- _To be done_:
Please report every line from the material that contains the word "data".
▬▬▬▬▬▬▬▬▬▬
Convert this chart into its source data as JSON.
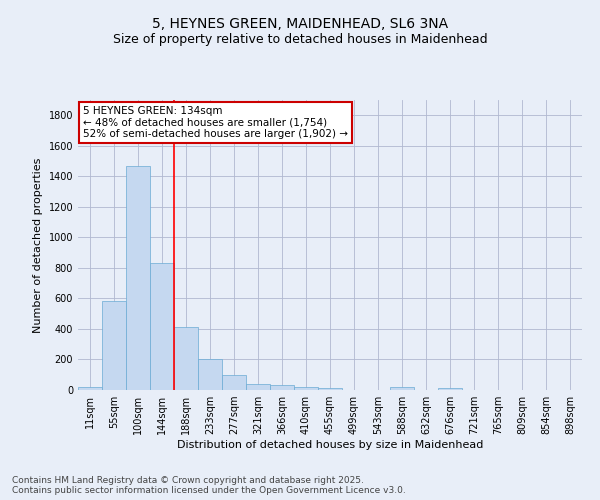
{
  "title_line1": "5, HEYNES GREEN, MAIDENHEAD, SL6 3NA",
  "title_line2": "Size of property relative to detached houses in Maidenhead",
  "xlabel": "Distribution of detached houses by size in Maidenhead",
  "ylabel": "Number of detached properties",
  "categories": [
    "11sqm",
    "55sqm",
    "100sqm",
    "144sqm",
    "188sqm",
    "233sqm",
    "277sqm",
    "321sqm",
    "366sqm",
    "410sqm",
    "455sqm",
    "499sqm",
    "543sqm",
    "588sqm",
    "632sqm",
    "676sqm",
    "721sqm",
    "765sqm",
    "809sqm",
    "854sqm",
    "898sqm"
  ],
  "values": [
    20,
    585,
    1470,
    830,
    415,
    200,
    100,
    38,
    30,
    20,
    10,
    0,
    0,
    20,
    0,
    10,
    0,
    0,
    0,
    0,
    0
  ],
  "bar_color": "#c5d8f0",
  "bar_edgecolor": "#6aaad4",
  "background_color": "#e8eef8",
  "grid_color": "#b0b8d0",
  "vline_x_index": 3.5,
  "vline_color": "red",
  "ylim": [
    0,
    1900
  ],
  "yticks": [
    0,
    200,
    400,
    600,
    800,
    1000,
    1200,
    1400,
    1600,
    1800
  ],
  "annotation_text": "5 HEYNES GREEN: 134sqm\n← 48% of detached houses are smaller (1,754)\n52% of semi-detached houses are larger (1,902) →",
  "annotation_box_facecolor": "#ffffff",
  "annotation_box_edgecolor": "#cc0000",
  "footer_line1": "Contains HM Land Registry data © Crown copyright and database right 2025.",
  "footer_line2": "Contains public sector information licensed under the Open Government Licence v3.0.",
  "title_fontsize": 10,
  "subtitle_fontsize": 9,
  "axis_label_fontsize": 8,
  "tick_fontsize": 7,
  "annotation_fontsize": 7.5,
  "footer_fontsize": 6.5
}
▬▬▬▬▬▬▬▬▬▬
- _Response_:
Convert this chart into its source data as JSON.
  "footer_line1": "Contains HM Land Registry data © Crown copyright and database right 2025.",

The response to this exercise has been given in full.